(Dataset items)
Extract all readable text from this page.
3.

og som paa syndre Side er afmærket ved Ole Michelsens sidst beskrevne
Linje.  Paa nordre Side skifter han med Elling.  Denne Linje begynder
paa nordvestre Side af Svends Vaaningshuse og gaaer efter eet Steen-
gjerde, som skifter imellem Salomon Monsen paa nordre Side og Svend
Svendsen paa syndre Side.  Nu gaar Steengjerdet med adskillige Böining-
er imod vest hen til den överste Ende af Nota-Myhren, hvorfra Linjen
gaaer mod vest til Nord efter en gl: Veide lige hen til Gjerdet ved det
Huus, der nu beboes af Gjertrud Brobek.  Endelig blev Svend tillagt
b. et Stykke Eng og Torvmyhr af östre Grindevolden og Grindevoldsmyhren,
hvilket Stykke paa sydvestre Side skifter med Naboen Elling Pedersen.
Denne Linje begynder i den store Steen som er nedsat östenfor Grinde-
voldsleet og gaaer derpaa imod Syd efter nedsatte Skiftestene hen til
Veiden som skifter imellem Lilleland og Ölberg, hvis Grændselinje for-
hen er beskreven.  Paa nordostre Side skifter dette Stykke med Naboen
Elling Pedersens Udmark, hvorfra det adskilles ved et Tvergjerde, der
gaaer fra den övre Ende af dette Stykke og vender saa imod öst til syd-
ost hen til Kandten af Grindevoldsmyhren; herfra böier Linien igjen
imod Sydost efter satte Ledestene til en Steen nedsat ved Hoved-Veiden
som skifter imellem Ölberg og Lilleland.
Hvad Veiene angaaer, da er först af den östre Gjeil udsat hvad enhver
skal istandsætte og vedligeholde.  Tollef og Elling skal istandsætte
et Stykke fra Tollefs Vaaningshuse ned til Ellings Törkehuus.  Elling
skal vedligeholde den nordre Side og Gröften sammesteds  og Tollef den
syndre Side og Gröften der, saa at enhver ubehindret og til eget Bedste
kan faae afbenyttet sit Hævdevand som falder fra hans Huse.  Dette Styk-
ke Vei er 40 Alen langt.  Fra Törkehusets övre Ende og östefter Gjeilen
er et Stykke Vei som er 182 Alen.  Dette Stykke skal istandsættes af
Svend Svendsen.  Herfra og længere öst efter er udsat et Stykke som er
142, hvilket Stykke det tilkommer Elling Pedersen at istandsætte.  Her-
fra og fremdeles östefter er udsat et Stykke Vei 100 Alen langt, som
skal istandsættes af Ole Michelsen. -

» **WRITTEN EXERCISE**
Write out every entry exactly as given.

» **RESPONSE**
Extract all readable text from this page.
3.

og som paa syndre Side er afmærket ved Ole Michelsens sidst beskrevne
Linje.  Paa nordre Side skifter han med Elling.  Denne Linje begynder
paa nordvestre Side af Svends Vaaningshuse og gaaer efter eet Steen-
gjerde, som skifter imellem Salomon Monsen paa nordre Side og Svend
Svendsen paa syndre Side.  Nu gaar Steengjerdet med adskillige Böining-
er imod vest hen til den överste Ende af Nota-Myhren, hvorfra Linjen
gaaer mod vest til Nord efter en gl: Veide lige hen til Gjerdet ved det
Huus, der nu beboes af Gjertrud Brobek.  Endelig blev Svend tillagt
b. et Stykke Eng og Torvmyhr af östre Grindevolden og Grindevoldsmyhren,
hvilket Stykke paa sydvestre Side skifter med Naboen Elling Pedersen.
Denne Linje begynder i den store Steen som er nedsat östenfor Grinde-
voldsleet og gaaer derpaa imod Syd efter nedsatte Skiftestene hen til
Veiden som skifter imellem Lilleland og Ölberg, hvis Grændselinje for-
hen er beskreven.  Paa nordostre Side skifter dette Stykke med Naboen
Elling Pedersens Udmark, hvorfra det adskilles ved et Tvergjerde, der
gaaer fra den övre Ende af dette Stykke og vender saa imod öst til syd-
ost hen til Kandten af Grindevoldsmyhren; herfra böier Linien igjen
imod Sydost efter satte Ledestene til en Steen nedsat ved Hoved-Veiden
som skifter imellem Ölberg og Lilleland.
Hvad Veiene angaaer, da er först af den östre Gjeil udsat hvad enhver
skal istandsætte og vedligeholde.  Tollef og Elling skal istandsætte
et Stykke fra Tollefs Vaaningshuse ned til Ellings Törkehuus.  Elling
skal vedligeholde den nordre Side og Gröften sammesteds  og Tollef den
syndre Side og Gröften der, saa at enhver ubehindret og til eget Bedste
kan faae afbenyttet sit Hævdevand som falder fra hans Huse.  Dette Styk-
ke Vei er 40 Alen langt.  Fra Törkehusets övre Ende og östefter Gjeilen
er et Stykke Vei som er 182 Alen.  Dette Stykke skal istandsættes af
Svend Svendsen.  Herfra og længere öst efter er udsat et Stykke som er
142, hvilket Stykke det tilkommer Elling Pedersen at istandsætte.  Her-
fra og fremdeles östefter er udsat et Stykke Vei 100 Alen langt, som
skal istandsættes af Ole Michelsen. -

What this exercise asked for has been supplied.